-- Begin Data listing --
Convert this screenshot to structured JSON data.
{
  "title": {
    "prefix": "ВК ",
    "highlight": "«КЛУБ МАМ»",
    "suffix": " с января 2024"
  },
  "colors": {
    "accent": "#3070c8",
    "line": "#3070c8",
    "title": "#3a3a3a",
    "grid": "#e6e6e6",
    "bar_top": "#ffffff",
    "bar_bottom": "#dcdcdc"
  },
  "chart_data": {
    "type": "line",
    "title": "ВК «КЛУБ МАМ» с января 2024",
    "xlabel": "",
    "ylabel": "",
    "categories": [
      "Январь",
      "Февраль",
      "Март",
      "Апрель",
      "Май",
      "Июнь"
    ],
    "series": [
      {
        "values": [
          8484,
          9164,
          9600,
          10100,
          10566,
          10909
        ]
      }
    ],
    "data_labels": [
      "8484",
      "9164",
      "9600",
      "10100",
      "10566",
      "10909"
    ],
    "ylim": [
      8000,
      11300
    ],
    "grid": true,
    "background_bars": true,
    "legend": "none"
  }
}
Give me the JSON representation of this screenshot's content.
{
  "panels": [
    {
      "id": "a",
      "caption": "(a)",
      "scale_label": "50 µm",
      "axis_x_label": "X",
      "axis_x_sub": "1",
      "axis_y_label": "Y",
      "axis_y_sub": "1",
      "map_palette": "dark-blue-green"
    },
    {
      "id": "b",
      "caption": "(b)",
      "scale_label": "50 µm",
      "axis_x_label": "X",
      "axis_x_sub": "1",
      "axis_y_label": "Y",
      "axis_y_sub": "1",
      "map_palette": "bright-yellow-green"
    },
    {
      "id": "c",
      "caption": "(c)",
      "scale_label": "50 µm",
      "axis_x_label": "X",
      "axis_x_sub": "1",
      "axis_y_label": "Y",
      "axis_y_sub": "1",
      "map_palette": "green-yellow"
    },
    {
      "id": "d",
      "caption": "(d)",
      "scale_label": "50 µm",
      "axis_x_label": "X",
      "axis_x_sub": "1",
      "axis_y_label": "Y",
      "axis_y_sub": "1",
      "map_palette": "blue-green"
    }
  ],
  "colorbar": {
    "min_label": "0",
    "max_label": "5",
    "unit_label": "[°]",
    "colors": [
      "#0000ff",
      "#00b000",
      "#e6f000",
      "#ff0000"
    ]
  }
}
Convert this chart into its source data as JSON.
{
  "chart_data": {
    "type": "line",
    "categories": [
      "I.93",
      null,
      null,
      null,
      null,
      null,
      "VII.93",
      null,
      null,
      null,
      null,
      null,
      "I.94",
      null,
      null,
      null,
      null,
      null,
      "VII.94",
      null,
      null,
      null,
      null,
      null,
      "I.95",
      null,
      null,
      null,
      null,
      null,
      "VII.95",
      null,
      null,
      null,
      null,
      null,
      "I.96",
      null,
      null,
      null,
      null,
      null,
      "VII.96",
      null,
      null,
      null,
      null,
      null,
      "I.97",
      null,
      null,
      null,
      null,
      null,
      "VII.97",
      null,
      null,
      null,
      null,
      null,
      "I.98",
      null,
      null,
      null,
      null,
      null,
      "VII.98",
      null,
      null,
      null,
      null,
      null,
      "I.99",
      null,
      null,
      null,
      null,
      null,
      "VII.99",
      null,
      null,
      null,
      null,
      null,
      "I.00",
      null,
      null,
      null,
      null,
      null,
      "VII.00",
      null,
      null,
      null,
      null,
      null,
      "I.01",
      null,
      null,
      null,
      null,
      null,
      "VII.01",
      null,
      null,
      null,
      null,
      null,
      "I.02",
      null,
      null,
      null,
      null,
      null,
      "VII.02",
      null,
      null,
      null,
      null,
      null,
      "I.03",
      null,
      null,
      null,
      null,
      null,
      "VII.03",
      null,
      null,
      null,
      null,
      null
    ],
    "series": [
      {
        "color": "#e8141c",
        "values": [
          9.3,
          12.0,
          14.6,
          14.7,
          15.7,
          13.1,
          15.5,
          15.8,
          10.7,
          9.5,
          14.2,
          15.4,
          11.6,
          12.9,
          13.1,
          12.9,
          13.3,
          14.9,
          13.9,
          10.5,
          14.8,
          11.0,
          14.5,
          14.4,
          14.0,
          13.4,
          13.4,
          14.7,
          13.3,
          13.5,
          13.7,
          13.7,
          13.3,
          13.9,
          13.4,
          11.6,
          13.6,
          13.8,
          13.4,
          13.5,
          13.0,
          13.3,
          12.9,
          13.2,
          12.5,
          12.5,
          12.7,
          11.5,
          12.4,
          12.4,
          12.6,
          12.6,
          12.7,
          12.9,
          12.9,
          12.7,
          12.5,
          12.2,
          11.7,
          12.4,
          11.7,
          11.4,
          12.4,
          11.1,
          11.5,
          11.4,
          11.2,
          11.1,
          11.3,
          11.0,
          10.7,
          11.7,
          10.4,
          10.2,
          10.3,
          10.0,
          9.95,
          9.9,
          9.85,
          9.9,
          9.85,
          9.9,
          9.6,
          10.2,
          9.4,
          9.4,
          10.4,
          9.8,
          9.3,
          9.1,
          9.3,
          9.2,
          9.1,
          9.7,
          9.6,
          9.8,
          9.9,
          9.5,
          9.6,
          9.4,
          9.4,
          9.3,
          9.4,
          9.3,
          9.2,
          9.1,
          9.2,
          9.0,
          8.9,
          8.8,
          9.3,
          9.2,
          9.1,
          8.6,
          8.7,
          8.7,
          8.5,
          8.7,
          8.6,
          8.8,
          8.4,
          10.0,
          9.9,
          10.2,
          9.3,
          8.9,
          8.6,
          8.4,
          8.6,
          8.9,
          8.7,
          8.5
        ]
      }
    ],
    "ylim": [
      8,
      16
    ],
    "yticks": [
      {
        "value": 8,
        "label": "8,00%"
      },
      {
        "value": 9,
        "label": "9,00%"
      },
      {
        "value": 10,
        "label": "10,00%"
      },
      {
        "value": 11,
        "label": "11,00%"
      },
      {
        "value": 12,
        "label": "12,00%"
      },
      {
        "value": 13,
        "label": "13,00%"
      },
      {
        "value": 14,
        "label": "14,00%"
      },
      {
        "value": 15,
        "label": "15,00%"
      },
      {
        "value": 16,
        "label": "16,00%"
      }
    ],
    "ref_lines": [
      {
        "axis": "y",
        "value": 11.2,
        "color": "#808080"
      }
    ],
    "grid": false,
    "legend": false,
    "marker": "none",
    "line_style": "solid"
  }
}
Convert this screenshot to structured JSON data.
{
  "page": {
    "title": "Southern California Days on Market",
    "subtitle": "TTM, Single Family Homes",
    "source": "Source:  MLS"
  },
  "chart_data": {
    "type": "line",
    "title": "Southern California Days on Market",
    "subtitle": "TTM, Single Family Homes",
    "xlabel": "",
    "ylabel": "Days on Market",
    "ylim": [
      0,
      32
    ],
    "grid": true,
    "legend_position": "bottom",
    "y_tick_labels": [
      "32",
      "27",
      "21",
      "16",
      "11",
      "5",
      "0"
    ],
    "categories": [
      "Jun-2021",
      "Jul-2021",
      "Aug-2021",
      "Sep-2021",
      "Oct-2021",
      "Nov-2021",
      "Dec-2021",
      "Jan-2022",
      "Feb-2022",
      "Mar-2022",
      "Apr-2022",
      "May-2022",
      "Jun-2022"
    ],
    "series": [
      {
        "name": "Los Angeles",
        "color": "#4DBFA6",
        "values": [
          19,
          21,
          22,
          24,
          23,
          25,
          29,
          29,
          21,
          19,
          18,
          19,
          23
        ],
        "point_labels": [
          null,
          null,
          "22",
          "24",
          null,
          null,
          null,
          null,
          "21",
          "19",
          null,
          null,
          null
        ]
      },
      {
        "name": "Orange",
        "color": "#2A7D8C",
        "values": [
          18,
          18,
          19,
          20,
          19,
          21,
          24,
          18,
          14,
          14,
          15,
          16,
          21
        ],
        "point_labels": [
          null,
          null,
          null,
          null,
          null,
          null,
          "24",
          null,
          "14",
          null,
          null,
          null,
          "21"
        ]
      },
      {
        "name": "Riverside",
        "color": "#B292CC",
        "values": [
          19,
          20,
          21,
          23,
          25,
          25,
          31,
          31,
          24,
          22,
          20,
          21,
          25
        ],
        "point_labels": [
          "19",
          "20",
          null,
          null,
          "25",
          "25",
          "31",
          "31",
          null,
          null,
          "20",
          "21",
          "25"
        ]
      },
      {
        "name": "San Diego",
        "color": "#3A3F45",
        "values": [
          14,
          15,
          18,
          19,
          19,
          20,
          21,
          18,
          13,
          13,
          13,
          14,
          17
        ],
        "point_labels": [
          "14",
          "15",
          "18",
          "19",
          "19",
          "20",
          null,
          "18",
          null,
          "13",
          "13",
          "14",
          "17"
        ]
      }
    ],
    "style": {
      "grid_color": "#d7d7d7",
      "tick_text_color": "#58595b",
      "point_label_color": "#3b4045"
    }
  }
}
-- End Data listing --
**Aim**. List every line from the entries above in which "blue" appears.

**Completed exercise**.
      "map_palette": "dark-blue-green"
      "map_palette": "blue-green"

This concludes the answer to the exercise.